%%

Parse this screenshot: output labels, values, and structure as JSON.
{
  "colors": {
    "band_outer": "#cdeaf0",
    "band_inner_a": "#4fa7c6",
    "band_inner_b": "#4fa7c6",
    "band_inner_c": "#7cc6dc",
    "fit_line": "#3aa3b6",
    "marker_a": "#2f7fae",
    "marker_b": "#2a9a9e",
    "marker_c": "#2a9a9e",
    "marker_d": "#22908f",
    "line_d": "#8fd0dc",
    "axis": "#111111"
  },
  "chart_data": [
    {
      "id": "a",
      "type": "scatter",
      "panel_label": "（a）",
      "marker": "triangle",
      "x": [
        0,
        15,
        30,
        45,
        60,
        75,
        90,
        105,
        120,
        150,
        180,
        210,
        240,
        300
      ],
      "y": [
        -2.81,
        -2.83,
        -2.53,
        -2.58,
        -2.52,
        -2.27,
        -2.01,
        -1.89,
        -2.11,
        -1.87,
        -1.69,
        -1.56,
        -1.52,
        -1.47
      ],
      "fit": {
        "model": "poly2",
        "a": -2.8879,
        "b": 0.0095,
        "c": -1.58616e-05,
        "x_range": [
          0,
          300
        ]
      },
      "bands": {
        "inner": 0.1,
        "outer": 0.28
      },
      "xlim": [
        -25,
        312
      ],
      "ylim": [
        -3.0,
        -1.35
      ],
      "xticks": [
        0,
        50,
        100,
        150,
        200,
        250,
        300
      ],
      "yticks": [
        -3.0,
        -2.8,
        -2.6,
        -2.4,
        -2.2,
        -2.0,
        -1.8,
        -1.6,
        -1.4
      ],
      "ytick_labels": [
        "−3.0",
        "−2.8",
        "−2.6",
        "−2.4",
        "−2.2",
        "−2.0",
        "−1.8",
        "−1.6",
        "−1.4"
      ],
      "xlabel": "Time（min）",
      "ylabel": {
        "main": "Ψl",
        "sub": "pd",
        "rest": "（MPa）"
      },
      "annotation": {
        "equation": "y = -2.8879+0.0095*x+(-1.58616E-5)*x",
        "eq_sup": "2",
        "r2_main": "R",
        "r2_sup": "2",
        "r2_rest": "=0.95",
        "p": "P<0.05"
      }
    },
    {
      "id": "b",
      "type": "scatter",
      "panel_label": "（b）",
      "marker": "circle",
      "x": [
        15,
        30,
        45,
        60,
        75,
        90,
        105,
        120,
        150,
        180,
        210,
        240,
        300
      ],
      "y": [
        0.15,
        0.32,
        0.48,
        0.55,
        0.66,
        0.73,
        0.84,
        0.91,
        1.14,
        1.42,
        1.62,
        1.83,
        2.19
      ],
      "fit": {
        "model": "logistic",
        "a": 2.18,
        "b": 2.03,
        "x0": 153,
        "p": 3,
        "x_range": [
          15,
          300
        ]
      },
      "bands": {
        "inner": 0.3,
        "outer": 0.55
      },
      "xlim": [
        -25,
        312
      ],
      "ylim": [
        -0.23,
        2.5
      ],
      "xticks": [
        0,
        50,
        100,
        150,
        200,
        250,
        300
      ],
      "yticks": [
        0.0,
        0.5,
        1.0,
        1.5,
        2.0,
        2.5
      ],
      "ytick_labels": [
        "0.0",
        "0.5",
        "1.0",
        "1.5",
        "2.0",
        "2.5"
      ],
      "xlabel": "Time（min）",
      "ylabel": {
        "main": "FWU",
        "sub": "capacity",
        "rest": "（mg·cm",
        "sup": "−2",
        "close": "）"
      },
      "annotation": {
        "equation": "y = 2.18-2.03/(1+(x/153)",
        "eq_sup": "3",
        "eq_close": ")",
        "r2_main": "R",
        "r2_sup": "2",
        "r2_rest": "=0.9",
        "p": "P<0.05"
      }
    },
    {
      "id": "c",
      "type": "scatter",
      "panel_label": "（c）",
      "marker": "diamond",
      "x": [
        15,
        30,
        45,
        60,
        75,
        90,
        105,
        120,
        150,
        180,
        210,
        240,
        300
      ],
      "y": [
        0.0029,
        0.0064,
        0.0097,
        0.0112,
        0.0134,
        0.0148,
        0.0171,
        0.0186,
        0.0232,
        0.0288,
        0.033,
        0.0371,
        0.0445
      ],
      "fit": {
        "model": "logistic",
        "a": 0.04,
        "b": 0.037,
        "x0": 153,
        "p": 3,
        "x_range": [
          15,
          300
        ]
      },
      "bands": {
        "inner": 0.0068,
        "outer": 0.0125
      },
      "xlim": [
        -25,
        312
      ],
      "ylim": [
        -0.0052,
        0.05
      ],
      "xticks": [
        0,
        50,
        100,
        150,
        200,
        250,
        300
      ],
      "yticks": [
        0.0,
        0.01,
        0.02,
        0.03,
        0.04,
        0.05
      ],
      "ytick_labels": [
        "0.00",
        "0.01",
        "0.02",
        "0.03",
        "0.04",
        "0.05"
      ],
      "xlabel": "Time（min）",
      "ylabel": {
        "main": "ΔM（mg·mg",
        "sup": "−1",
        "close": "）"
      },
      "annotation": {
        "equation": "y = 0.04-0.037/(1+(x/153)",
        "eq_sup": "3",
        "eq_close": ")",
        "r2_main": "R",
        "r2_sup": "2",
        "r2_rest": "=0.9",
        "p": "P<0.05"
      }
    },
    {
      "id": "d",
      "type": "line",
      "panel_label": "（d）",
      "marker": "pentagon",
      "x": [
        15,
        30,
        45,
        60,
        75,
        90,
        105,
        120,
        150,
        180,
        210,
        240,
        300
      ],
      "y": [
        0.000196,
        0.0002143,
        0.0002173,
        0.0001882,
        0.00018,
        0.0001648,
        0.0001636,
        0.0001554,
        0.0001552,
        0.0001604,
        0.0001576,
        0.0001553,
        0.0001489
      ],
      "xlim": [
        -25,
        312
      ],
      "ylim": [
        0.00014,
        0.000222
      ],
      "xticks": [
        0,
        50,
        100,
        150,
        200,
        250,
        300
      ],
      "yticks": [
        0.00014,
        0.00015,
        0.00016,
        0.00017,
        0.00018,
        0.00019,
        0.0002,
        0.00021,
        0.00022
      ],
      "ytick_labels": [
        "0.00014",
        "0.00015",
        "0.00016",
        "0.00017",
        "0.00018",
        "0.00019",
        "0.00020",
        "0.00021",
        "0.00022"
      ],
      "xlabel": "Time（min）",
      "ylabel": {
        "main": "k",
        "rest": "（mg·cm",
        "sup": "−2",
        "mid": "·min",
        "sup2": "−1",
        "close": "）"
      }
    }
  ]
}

%%

▶ _The problem_:
Above are some records. Print them all exactly.

▶ _Solution to this problem_:
Parse this screenshot: output labels, values, and structure as JSON.
{
  "colors": {
    "band_outer": "#cdeaf0",
    "band_inner_a": "#4fa7c6",
    "band_inner_b": "#4fa7c6",
    "band_inner_c": "#7cc6dc",
    "fit_line": "#3aa3b6",
    "marker_a": "#2f7fae",
    "marker_b": "#2a9a9e",
    "marker_c": "#2a9a9e",
    "marker_d": "#22908f",
    "line_d": "#8fd0dc",
    "axis": "#111111"
  },
  "chart_data": [
    {
      "id": "a",
      "type": "scatter",
      "panel_label": "（a）",
      "marker": "triangle",
      "x": [
        0,
        15,
        30,
        45,
        60,
        75,
        90,
        105,
        120,
        150,
        180,
        210,
        240,
        300
      ],
      "y": [
        -2.81,
        -2.83,
        -2.53,
        -2.58,
        -2.52,
        -2.27,
        -2.01,
        -1.89,
        -2.11,
        -1.87,
        -1.69,
        -1.56,
        -1.52,
        -1.47
      ],
      "fit": {
        "model": "poly2",
        "a": -2.8879,
        "b": 0.0095,
        "c": -1.58616e-05,
        "x_range": [
          0,
          300
        ]
      },
      "bands": {
        "inner": 0.1,
        "outer": 0.28
      },
      "xlim": [
        -25,
        312
      ],
      "ylim": [
        -3.0,
        -1.35
      ],
      "xticks": [
        0,
        50,
        100,
        150,
        200,
        250,
        300
      ],
      "yticks": [
        -3.0,
        -2.8,
        -2.6,
        -2.4,
        -2.2,
        -2.0,
        -1.8,
        -1.6,
        -1.4
      ],
      "ytick_labels": [
        "−3.0",
        "−2.8",
        "−2.6",
        "−2.4",
        "−2.2",
        "−2.0",
        "−1.8",
        "−1.6",
        "−1.4"
      ],
      "xlabel": "Time（min）",
      "ylabel": {
        "main": "Ψl",
        "sub": "pd",
        "rest": "（MPa）"
      },
      "annotation": {
        "equation": "y = -2.8879+0.0095*x+(-1.58616E-5)*x",
        "eq_sup": "2",
        "r2_main": "R",
        "r2_sup": "2",
        "r2_rest": "=0.95",
        "p": "P<0.05"
      }
    },
    {
      "id": "b",
      "type": "scatter",
      "panel_label": "（b）",
      "marker": "circle",
      "x": [
        15,
        30,
        45,
        60,
        75,
        90,
        105,
        120,
        150,
        180,
        210,
        240,
        300
      ],
      "y": [
        0.15,
        0.32,
        0.48,
        0.55,
        0.66,
        0.73,
        0.84,
        0.91,
        1.14,
        1.42,
        1.62,
        1.83,
        2.19
      ],
      "fit": {
        "model": "logistic",
        "a": 2.18,
        "b": 2.03,
        "x0": 153,
        "p": 3,
        "x_range": [
          15,
          300
        ]
      },
      "bands": {
        "inner": 0.3,
        "outer": 0.55
      },
      "xlim": [
        -25,
        312
      ],
      "ylim": [
        -0.23,
        2.5
      ],
      "xticks": [
        0,
        50,
        100,
        150,
        200,
        250,
        300
      ],
      "yticks": [
        0.0,
        0.5,
        1.0,
        1.5,
        2.0,
        2.5
      ],
      "ytick_labels": [
        "0.0",
        "0.5",
        "1.0",
        "1.5",
        "2.0",
        "2.5"
      ],
      "xlabel": "Time（min）",
      "ylabel": {
        "main": "FWU",
        "sub": "capacity",
        "rest": "（mg·cm",
        "sup": "−2",
        "close": "）"
      },
      "annotation": {
        "equation": "y = 2.18-2.03/(1+(x/153)",
        "eq_sup": "3",
        "eq_close": ")",
        "r2_main": "R",
        "r2_sup": "2",
        "r2_rest": "=0.9",
        "p": "P<0.05"
      }
    },
    {
      "id": "c",
      "type": "scatter",
      "panel_label": "（c）",
      "marker": "diamond",
      "x": [
        15,
        30,
        45,
        60,
        75,
        90,
        105,
        120,
        150,
        180,
        210,
        240,
        300
      ],
      "y": [
        0.0029,
        0.0064,
        0.0097,
        0.0112,
        0.0134,
        0.0148,
        0.0171,
        0.0186,
        0.0232,
        0.0288,
        0.033,
        0.0371,
        0.0445
      ],
      "fit": {
        "model": "logistic",
        "a": 0.04,
        "b": 0.037,
        "x0": 153,
        "p": 3,
        "x_range": [
          15,
          300
        ]
      },
      "bands": {
        "inner": 0.0068,
        "outer": 0.0125
      },
      "xlim": [
        -25,
        312
      ],
      "ylim": [
        -0.0052,
        0.05
      ],
      "xticks": [
        0,
        50,
        100,
        150,
        200,
        250,
        300
      ],
      "yticks": [
        0.0,
        0.01,
        0.02,
        0.03,
        0.04,
        0.05
      ],
      "ytick_labels": [
        "0.00",
        "0.01",
        "0.02",
        "0.03",
        "0.04",
        "0.05"
      ],
      "xlabel": "Time（min）",
      "ylabel": {
        "main": "ΔM（mg·mg",
        "sup": "−1",
        "close": "）"
      },
      "annotation": {
        "equation": "y = 0.04-0.037/(1+(x/153)",
        "eq_sup": "3",
        "eq_close": ")",
        "r2_main": "R",
        "r2_sup": "2",
        "r2_rest": "=0.9",
        "p": "P<0.05"
      }
    },
    {
      "id": "d",
      "type": "line",
      "panel_label": "（d）",
      "marker": "pentagon",
      "x": [
        15,
        30,
        45,
        60,
        75,
        90,
        105,
        120,
        150,
        180,
        210,
        240,
        300
      ],
      "y": [
        0.000196,
        0.0002143,
        0.0002173,
        0.0001882,
        0.00018,
        0.0001648,
        0.0001636,
        0.0001554,
        0.0001552,
        0.0001604,
        0.0001576,
        0.0001553,
        0.0001489
      ],
      "xlim": [
        -25,
        312
      ],
      "ylim": [
        0.00014,
        0.000222
      ],
      "xticks": [
        0,
        50,
        100,
        150,
        200,
        250,
        300
      ],
      "yticks": [
        0.00014,
        0.00015,
        0.00016,
        0.00017,
        0.00018,
        0.00019,
        0.0002,
        0.00021,
        0.00022
      ],
      "ytick_labels": [
        "0.00014",
        "0.00015",
        "0.00016",
        "0.00017",
        "0.00018",
        "0.00019",
        "0.00020",
        "0.00021",
        "0.00022"
      ],
      "xlabel": "Time（min）",
      "ylabel": {
        "main": "k",
        "rest": "（mg·cm",
        "sup": "−2",
        "mid": "·min",
        "sup2": "−1",
        "close": "）"
      }
    }
  ]
}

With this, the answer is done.